### Task requirements
Restate all of the data exactly.

Stored data entries

------------

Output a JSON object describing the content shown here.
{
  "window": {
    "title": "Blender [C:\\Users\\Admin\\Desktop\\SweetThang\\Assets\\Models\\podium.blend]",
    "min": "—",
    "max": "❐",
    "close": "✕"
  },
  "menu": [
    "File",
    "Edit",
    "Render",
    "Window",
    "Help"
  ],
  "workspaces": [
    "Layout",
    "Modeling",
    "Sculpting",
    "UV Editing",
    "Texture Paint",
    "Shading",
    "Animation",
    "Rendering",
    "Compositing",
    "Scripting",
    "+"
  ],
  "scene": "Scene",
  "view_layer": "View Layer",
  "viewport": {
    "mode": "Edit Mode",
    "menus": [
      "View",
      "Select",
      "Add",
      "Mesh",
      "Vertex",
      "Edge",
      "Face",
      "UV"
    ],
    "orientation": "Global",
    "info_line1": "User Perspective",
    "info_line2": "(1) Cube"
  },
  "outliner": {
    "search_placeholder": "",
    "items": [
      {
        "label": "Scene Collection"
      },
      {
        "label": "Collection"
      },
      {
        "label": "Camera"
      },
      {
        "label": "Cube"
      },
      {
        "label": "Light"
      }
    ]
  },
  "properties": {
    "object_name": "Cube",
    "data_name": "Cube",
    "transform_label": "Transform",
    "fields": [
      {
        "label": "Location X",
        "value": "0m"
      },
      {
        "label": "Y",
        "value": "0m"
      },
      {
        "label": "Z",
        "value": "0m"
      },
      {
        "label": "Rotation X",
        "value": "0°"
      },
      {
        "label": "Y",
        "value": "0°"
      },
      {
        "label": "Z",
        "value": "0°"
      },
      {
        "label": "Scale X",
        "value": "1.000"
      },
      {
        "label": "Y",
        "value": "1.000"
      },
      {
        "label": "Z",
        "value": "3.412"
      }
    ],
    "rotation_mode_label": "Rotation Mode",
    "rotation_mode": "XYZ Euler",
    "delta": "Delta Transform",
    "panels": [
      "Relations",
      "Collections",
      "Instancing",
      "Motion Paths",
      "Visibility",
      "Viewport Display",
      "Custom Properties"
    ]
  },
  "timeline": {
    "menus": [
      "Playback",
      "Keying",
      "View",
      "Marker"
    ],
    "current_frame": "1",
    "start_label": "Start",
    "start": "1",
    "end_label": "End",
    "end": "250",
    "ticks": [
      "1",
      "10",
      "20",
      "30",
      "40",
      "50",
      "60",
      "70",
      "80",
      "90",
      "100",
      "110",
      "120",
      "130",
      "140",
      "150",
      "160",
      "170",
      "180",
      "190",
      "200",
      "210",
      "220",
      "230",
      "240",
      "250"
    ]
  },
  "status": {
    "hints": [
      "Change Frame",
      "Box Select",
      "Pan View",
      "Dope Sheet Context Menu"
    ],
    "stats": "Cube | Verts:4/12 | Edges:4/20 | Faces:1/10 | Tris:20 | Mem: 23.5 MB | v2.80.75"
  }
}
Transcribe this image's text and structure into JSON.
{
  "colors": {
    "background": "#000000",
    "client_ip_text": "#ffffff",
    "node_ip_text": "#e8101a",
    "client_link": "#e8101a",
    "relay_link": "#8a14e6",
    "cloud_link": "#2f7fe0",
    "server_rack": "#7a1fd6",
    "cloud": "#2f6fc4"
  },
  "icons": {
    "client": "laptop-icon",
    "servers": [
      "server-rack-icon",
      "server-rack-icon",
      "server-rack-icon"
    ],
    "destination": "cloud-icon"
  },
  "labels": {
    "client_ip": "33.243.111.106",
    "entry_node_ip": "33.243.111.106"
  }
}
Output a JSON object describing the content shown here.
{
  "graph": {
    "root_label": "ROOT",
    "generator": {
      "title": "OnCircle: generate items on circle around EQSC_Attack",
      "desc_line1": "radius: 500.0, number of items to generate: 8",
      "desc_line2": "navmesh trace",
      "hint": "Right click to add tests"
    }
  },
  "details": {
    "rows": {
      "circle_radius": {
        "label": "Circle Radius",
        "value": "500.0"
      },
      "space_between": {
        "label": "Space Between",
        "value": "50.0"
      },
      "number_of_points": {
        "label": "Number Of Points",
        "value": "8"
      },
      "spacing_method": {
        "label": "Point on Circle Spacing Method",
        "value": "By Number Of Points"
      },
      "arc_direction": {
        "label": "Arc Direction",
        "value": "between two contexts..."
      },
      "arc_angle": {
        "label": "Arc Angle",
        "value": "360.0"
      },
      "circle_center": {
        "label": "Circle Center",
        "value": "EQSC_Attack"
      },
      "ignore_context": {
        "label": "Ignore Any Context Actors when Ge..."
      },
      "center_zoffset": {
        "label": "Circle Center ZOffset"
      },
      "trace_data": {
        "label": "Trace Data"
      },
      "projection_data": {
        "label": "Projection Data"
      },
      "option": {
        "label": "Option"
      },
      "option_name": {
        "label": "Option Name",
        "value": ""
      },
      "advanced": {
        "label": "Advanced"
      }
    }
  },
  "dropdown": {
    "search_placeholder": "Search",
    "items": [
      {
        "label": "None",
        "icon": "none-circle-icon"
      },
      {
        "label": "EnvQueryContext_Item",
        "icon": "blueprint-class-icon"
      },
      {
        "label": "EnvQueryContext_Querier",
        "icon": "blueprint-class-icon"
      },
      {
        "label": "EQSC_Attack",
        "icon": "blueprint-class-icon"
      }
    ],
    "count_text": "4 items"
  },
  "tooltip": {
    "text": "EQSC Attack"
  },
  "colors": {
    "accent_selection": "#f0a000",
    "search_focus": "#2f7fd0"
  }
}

------------

### Correct result
Output a JSON object describing the content shown here.
{
  "window": {
    "title": "Blender [C:\\Users\\Admin\\Desktop\\SweetThang\\Assets\\Models\\podium.blend]",
    "min": "—",
    "max": "❐",
    "close": "✕"
  },
  "menu": [
    "File",
    "Edit",
    "Render",
    "Window",
    "Help"
  ],
  "workspaces": [
    "Layout",
    "Modeling",
    "Sculpting",
    "UV Editing",
    "Texture Paint",
    "Shading",
    "Animation",
    "Rendering",
    "Compositing",
    "Scripting",
    "+"
  ],
  "scene": "Scene",
  "view_layer": "View Layer",
  "viewport": {
    "mode": "Edit Mode",
    "menus": [
      "View",
      "Select",
      "Add",
      "Mesh",
      "Vertex",
      "Edge",
      "Face",
      "UV"
    ],
    "orientation": "Global",
    "info_line1": "User Perspective",
    "info_line2": "(1) Cube"
  },
  "outliner": {
    "search_placeholder": "",
    "items": [
      {
        "label": "Scene Collection"
      },
      {
        "label": "Collection"
      },
      {
        "label": "Camera"
      },
      {
        "label": "Cube"
      },
      {
        "label": "Light"
      }
    ]
  },
  "properties": {
    "object_name": "Cube",
    "data_name": "Cube",
    "transform_label": "Transform",
    "fields": [
      {
        "label": "Location X",
        "value": "0m"
      },
      {
        "label": "Y",
        "value": "0m"
      },
      {
        "label": "Z",
        "value": "0m"
      },
      {
        "label": "Rotation X",
        "value": "0°"
      },
      {
        "label": "Y",
        "value": "0°"
      },
      {
        "label": "Z",
        "value": "0°"
      },
      {
        "label": "Scale X",
        "value": "1.000"
      },
      {
        "label": "Y",
        "value": "1.000"
      },
      {
        "label": "Z",
        "value": "3.412"
      }
    ],
    "rotation_mode_label": "Rotation Mode",
    "rotation_mode": "XYZ Euler",
    "delta": "Delta Transform",
    "panels": [
      "Relations",
      "Collections",
      "Instancing",
      "Motion Paths",
      "Visibility",
      "Viewport Display",
      "Custom Properties"
    ]
  },
  "timeline": {
    "menus": [
      "Playback",
      "Keying",
      "View",
      "Marker"
    ],
    "current_frame": "1",
    "start_label": "Start",
    "start": "1",
    "end_label": "End",
    "end": "250",
    "ticks": [
      "1",
      "10",
      "20",
      "30",
      "40",
      "50",
      "60",
      "70",
      "80",
      "90",
      "100",
      "110",
      "120",
      "130",
      "140",
      "150",
      "160",
      "170",
      "180",
      "190",
      "200",
      "210",
      "220",
      "230",
      "240",
      "250"
    ]
  },
  "status": {
    "hints": [
      "Change Frame",
      "Box Select",
      "Pan View",
      "Dope Sheet Context Menu"
    ],
    "stats": "Cube | Verts:4/12 | Edges:4/20 | Faces:1/10 | Tris:20 | Mem: 23.5 MB | v2.80.75"
  }
}
Transcribe this image's text and structure into JSON.
{
  "colors": {
    "background": "#000000",
    "client_ip_text": "#ffffff",
    "node_ip_text": "#e8101a",
    "client_link": "#e8101a",
    "relay_link": "#8a14e6",
    "cloud_link": "#2f7fe0",
    "server_rack": "#7a1fd6",
    "cloud": "#2f6fc4"
  },
  "icons": {
    "client": "laptop-icon",
    "servers": [
      "server-rack-icon",
      "server-rack-icon",
      "server-rack-icon"
    ],
    "destination": "cloud-icon"
  },
  "labels": {
    "client_ip": "33.243.111.106",
    "entry_node_ip": "33.243.111.106"
  }
}
Output a JSON object describing the content shown here.
{
  "graph": {
    "root_label": "ROOT",
    "generator": {
      "title": "OnCircle: generate items on circle around EQSC_Attack",
      "desc_line1": "radius: 500.0, number of items to generate: 8",
      "desc_line2": "navmesh trace",
      "hint": "Right click to add tests"
    }
  },
  "details": {
    "rows": {
      "circle_radius": {
        "label": "Circle Radius",
        "value": "500.0"
      },
      "space_between": {
        "label": "Space Between",
        "value": "50.0"
      },
      "number_of_points": {
        "label": "Number Of Points",
        "value": "8"
      },
      "spacing_method": {
        "label": "Point on Circle Spacing Method",
        "value": "By Number Of Points"
      },
      "arc_direction": {
        "label": "Arc Direction",
        "value": "between two contexts..."
      },
      "arc_angle": {
        "label": "Arc Angle",
        "value": "360.0"
      },
      "circle_center": {
        "label": "Circle Center",
        "value": "EQSC_Attack"
      },
      "ignore_context": {
        "label": "Ignore Any Context Actors when Ge..."
      },
      "center_zoffset": {
        "label": "Circle Center ZOffset"
      },
      "trace_data": {
        "label": "Trace Data"
      },
      "projection_data": {
        "label": "Projection Data"
      },
      "option": {
        "label": "Option"
      },
      "option_name": {
        "label": "Option Name",
        "value": ""
      },
      "advanced": {
        "label": "Advanced"
      }
    }
  },
  "dropdown": {
    "search_placeholder": "Search",
    "items": [
      {
        "label": "None",
        "icon": "none-circle-icon"
      },
      {
        "label": "EnvQueryContext_Item",
        "icon": "blueprint-class-icon"
      },
      {
        "label": "EnvQueryContext_Querier",
        "icon": "blueprint-class-icon"
      },
      {
        "label": "EQSC_Attack",
        "icon": "blueprint-class-icon"
      }
    ],
    "count_text": "4 items"
  },
  "tooltip": {
    "text": "EQSC Attack"
  },
  "colors": {
    "accent_selection": "#f0a000",
    "search_focus": "#2f7fd0"
  }
}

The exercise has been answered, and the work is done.